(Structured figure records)
◇ ◇ ◇ ◇ ◇ ◇ ◇

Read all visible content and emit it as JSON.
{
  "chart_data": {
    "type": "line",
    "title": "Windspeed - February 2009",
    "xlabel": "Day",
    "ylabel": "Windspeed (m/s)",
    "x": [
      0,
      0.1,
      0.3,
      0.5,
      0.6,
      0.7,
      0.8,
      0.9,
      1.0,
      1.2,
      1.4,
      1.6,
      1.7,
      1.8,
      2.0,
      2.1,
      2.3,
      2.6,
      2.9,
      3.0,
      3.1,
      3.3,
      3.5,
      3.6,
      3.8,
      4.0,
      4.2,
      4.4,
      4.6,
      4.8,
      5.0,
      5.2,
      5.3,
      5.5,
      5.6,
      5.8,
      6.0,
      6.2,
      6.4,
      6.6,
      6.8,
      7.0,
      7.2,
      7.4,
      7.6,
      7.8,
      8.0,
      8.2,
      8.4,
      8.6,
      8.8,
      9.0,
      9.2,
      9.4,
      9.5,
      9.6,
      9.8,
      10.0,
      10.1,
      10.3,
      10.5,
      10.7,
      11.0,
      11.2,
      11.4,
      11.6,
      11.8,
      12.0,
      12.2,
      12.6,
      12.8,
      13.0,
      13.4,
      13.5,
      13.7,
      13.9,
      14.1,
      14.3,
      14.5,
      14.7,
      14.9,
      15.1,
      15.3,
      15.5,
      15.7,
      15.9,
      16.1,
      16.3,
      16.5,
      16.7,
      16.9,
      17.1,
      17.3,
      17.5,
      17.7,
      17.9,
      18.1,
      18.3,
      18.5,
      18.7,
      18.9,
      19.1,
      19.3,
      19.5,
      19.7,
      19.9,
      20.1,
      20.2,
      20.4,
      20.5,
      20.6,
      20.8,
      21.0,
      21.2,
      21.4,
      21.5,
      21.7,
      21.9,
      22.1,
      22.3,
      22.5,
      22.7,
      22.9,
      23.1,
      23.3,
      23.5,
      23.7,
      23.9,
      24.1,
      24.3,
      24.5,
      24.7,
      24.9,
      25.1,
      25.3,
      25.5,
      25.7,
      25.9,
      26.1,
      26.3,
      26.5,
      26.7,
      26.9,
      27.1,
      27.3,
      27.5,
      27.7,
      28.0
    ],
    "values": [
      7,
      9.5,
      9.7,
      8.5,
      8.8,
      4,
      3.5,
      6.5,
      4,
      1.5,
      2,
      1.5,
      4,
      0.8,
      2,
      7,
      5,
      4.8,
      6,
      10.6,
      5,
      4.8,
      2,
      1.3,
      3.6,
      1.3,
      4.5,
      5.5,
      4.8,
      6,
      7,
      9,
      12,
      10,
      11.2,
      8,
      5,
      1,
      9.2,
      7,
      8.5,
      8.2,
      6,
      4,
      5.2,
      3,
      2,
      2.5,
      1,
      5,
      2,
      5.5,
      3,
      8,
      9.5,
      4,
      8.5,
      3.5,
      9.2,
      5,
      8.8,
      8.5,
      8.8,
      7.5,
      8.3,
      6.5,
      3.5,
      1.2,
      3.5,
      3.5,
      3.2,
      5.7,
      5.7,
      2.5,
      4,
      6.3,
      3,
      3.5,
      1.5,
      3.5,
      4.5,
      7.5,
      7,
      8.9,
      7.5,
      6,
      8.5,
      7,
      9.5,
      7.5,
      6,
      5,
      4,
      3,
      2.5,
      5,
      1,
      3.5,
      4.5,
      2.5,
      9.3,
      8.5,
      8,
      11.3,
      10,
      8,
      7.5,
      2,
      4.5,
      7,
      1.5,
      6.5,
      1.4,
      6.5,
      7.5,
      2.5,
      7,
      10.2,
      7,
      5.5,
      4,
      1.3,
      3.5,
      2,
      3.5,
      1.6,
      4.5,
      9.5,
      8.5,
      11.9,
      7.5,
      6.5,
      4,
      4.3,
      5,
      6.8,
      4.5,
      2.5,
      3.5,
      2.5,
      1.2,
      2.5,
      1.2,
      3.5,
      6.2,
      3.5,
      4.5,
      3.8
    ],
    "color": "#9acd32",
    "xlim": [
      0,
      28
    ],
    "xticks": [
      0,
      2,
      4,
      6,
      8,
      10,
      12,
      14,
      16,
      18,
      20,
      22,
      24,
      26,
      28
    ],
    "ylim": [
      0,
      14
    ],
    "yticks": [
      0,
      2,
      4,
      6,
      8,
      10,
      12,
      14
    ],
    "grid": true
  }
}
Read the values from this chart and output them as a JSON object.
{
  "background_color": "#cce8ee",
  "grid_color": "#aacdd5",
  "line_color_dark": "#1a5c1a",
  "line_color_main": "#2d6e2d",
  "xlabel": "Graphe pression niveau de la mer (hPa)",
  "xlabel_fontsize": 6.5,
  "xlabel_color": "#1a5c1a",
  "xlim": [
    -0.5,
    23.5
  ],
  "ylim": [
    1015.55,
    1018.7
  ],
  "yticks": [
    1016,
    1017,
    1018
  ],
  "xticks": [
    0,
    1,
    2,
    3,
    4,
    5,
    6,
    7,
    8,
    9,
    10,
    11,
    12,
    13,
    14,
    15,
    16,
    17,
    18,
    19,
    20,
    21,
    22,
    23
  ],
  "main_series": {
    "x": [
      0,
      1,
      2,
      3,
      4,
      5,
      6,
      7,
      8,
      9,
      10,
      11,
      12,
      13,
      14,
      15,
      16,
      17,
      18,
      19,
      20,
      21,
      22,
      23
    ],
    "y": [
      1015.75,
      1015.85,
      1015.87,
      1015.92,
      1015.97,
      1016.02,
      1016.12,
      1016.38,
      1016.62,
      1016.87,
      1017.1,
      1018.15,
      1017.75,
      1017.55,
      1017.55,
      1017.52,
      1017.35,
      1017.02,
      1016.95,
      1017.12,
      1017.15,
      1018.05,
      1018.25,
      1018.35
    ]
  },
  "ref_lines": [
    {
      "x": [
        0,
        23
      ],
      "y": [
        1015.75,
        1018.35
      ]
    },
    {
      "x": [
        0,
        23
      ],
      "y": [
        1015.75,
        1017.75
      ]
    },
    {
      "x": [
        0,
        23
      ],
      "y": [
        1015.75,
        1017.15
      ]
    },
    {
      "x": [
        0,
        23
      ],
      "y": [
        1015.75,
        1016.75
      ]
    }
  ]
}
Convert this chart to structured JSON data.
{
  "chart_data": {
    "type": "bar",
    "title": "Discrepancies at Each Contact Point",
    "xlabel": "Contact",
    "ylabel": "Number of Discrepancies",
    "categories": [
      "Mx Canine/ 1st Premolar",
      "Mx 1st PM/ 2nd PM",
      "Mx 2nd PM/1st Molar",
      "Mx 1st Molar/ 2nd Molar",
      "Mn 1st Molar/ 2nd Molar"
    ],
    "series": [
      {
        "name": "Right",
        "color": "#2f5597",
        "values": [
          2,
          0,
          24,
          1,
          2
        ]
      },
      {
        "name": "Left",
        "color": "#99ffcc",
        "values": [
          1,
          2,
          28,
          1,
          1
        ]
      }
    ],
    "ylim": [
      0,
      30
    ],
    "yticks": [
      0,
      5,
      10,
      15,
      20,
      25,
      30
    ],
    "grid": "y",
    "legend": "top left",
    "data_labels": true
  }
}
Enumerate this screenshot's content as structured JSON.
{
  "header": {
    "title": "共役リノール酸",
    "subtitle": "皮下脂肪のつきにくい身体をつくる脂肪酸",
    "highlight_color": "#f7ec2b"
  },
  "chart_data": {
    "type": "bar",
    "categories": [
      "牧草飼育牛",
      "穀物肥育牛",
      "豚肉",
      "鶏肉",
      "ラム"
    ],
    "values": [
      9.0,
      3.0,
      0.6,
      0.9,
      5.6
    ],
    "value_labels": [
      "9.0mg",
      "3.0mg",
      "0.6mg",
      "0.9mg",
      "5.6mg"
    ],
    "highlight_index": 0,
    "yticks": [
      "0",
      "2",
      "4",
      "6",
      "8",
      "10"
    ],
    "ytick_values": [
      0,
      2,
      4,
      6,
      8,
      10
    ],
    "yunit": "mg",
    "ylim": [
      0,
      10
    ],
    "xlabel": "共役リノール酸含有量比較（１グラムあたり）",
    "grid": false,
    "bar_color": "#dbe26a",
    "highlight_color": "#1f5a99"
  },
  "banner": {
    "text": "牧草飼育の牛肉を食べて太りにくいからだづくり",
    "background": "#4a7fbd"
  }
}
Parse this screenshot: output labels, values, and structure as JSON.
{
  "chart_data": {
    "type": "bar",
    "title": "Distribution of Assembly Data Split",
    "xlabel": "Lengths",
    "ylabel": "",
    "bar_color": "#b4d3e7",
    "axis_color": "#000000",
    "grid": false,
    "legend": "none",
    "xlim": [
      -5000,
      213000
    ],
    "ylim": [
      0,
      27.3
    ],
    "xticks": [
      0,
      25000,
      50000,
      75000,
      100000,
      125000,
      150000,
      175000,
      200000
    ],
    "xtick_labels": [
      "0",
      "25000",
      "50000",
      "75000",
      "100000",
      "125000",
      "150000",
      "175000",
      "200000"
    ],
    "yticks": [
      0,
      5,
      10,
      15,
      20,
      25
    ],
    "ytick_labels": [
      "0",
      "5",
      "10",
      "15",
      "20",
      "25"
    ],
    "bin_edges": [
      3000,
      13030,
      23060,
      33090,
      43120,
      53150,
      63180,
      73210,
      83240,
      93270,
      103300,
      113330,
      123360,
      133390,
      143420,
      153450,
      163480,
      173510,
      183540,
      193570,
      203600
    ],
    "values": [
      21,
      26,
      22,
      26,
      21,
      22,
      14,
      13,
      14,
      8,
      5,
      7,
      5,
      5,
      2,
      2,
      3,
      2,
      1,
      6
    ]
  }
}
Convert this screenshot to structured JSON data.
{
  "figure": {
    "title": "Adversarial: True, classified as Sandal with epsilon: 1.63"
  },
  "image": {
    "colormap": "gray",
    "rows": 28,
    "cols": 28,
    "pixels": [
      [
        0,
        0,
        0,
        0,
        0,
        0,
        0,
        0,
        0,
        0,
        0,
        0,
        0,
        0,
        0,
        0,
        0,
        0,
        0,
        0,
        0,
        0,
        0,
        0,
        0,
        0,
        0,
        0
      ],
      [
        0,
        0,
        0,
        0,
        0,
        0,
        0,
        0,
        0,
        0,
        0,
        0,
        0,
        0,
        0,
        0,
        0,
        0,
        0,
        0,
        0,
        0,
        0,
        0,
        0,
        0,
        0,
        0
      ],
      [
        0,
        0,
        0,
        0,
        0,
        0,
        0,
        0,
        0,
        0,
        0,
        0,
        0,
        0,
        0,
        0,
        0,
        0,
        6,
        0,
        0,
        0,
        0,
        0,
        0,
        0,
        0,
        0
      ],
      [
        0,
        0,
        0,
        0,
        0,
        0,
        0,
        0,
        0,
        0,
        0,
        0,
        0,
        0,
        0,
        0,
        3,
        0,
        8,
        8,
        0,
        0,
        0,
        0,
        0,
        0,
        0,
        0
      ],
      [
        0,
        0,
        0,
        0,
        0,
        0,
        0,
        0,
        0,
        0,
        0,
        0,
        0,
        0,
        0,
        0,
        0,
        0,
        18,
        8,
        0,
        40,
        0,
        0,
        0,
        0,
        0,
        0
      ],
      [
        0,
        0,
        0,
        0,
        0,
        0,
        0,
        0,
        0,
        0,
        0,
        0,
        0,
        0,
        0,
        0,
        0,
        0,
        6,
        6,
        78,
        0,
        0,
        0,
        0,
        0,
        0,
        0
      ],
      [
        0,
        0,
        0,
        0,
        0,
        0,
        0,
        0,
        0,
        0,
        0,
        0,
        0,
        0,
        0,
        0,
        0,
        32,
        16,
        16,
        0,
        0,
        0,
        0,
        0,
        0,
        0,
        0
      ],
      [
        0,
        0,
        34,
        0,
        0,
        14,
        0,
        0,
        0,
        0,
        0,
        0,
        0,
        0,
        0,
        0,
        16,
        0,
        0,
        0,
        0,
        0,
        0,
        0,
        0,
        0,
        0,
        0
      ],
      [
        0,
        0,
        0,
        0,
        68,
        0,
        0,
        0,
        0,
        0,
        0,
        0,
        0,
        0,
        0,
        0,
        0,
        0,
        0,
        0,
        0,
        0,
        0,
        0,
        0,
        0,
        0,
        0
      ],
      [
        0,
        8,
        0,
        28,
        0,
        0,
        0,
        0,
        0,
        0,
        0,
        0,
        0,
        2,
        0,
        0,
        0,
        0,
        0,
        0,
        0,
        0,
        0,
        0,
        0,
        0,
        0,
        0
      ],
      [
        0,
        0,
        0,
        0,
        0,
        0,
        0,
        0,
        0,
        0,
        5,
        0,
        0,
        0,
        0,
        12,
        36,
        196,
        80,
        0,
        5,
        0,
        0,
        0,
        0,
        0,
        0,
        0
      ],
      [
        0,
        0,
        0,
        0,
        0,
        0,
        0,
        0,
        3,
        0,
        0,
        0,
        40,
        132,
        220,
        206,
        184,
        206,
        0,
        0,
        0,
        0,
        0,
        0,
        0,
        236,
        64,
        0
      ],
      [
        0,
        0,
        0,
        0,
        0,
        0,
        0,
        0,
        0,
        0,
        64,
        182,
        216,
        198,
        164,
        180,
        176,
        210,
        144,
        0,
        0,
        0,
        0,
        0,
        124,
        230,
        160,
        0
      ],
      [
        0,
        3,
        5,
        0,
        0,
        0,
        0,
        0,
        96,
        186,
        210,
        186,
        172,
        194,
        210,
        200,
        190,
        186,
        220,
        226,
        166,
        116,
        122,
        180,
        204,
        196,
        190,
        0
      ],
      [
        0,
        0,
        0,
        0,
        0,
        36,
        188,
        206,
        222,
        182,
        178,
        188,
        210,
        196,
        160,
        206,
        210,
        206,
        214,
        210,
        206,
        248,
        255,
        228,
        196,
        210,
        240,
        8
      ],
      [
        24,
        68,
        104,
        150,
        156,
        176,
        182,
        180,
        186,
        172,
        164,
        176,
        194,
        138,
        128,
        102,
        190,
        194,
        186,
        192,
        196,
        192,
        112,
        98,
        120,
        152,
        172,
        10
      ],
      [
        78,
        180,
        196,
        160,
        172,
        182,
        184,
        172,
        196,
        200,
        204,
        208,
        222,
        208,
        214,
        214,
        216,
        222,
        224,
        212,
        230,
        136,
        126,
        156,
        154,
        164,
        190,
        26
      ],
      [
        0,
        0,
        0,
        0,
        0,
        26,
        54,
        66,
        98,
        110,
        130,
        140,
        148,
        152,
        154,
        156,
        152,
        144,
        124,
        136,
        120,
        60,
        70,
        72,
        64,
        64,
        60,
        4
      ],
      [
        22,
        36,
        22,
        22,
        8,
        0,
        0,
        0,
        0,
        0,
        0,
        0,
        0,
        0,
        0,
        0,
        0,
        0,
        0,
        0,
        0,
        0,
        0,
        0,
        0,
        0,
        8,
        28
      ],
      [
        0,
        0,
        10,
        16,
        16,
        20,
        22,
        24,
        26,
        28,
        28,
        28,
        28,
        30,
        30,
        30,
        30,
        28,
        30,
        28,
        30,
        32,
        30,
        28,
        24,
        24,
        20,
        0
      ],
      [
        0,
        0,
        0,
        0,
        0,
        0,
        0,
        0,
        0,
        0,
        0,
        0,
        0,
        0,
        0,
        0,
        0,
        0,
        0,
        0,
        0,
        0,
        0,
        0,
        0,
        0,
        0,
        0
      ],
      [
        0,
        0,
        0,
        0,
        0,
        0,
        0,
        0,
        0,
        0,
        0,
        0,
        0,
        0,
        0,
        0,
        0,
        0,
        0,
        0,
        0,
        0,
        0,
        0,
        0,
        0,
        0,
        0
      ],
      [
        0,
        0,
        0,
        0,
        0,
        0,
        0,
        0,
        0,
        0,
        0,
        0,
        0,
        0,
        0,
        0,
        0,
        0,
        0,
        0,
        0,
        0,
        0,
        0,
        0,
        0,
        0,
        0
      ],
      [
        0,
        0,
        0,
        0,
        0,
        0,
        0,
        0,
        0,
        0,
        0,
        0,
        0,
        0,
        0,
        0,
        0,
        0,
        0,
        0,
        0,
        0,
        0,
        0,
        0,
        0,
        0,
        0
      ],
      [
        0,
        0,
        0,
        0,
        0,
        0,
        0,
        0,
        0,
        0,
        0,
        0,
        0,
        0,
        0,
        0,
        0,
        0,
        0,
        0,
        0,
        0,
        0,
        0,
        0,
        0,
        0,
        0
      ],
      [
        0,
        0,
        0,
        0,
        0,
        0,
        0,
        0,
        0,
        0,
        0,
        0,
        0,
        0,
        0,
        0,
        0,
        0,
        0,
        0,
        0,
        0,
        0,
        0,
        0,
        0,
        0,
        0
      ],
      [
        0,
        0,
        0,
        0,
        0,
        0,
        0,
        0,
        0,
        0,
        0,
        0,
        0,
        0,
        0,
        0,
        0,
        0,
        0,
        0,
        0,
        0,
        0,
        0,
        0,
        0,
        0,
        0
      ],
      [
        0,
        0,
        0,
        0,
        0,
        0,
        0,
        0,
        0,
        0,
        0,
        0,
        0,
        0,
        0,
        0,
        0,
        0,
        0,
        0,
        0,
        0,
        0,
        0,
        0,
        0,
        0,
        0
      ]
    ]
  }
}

◇ ◇ ◇ ◇ ◇ ◇ ◇

### Stated exercise
Write out every line of the data that holds the word "screenshot".

### Written response
Enumerate this screenshot's content as structured JSON.
Parse this screenshot: output labels, values, and structure as JSON.
Convert this screenshot to structured JSON data.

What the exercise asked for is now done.